[Entries from a visual dataset]
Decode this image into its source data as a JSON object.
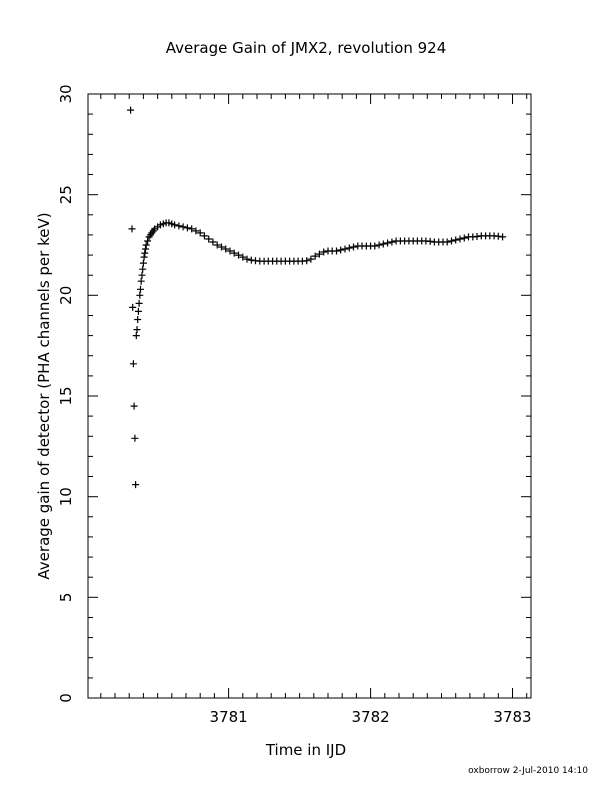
{
  "chart_data": {
    "type": "scatter",
    "title": "Average Gain of JMX2, revolution 924",
    "xlabel": "Time in IJD",
    "ylabel": "Average gain of detector (PHA channels per keV)",
    "xlim": [
      3780.01,
      3783.13
    ],
    "ylim": [
      0,
      30
    ],
    "xticks": [
      3781,
      3782,
      3783
    ],
    "yticks": [
      0,
      5,
      10,
      15,
      20,
      25,
      30
    ],
    "grid": false,
    "marker": "+",
    "series": [
      {
        "x": [
          3780.31,
          3780.32,
          3780.325,
          3780.33,
          3780.335,
          3780.34,
          3780.345,
          3780.35,
          3780.355,
          3780.36,
          3780.365,
          3780.37,
          3780.375,
          3780.38,
          3780.385,
          3780.39,
          3780.395,
          3780.4,
          3780.405,
          3780.41,
          3780.415,
          3780.42,
          3780.43,
          3780.44,
          3780.45,
          3780.46,
          3780.47,
          3780.48,
          3780.5,
          3780.52,
          3780.54,
          3780.56,
          3780.58,
          3780.6,
          3780.62,
          3780.65,
          3780.68,
          3780.71,
          3780.74,
          3780.77,
          3780.8,
          3780.83,
          3780.86,
          3780.89,
          3780.92,
          3780.95,
          3780.98,
          3781.01,
          3781.04,
          3781.07,
          3781.1,
          3781.13,
          3781.16,
          3781.19,
          3781.22,
          3781.25,
          3781.28,
          3781.31,
          3781.34,
          3781.37,
          3781.4,
          3781.43,
          3781.46,
          3781.49,
          3781.52,
          3781.55,
          3781.58,
          3781.61,
          3781.64,
          3781.67,
          3781.7,
          3781.73,
          3781.76,
          3781.79,
          3781.82,
          3781.85,
          3781.88,
          3781.91,
          3781.94,
          3781.97,
          3782.0,
          3782.03,
          3782.06,
          3782.09,
          3782.12,
          3782.15,
          3782.18,
          3782.21,
          3782.24,
          3782.27,
          3782.3,
          3782.33,
          3782.36,
          3782.39,
          3782.42,
          3782.45,
          3782.48,
          3782.51,
          3782.54,
          3782.57,
          3782.6,
          3782.63,
          3782.66,
          3782.69,
          3782.72,
          3782.75,
          3782.78,
          3782.81,
          3782.84,
          3782.87,
          3782.9,
          3782.93
        ],
        "y": [
          29.2,
          23.3,
          19.4,
          16.6,
          14.5,
          12.9,
          10.6,
          18.0,
          18.3,
          18.8,
          19.2,
          19.6,
          20.0,
          20.3,
          20.7,
          21.0,
          21.3,
          21.6,
          21.9,
          22.1,
          22.3,
          22.5,
          22.7,
          22.9,
          23.0,
          23.1,
          23.2,
          23.3,
          23.4,
          23.5,
          23.55,
          23.6,
          23.6,
          23.55,
          23.5,
          23.45,
          23.4,
          23.35,
          23.3,
          23.2,
          23.1,
          22.95,
          22.8,
          22.65,
          22.5,
          22.4,
          22.3,
          22.2,
          22.1,
          22.0,
          21.9,
          21.8,
          21.75,
          21.72,
          21.7,
          21.7,
          21.7,
          21.7,
          21.7,
          21.7,
          21.7,
          21.7,
          21.7,
          21.7,
          21.7,
          21.72,
          21.8,
          21.95,
          22.05,
          22.15,
          22.2,
          22.2,
          22.2,
          22.25,
          22.3,
          22.35,
          22.4,
          22.45,
          22.45,
          22.45,
          22.45,
          22.45,
          22.5,
          22.55,
          22.6,
          22.65,
          22.7,
          22.7,
          22.7,
          22.7,
          22.7,
          22.7,
          22.7,
          22.7,
          22.68,
          22.65,
          22.65,
          22.65,
          22.65,
          22.7,
          22.75,
          22.8,
          22.85,
          22.9,
          22.9,
          22.92,
          22.95,
          22.95,
          22.95,
          22.95,
          22.93,
          22.9
        ]
      }
    ]
  },
  "footer": {
    "text": "oxborrow   2-Jul-2010 14:10"
  }
}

### Exercise brief
Find every line that has "Average" in it, then return those lines.

### In response
    "title": "Average Gain of JMX2, revolution 924",
    "ylabel": "Average gain of detector (PHA channels per keV)",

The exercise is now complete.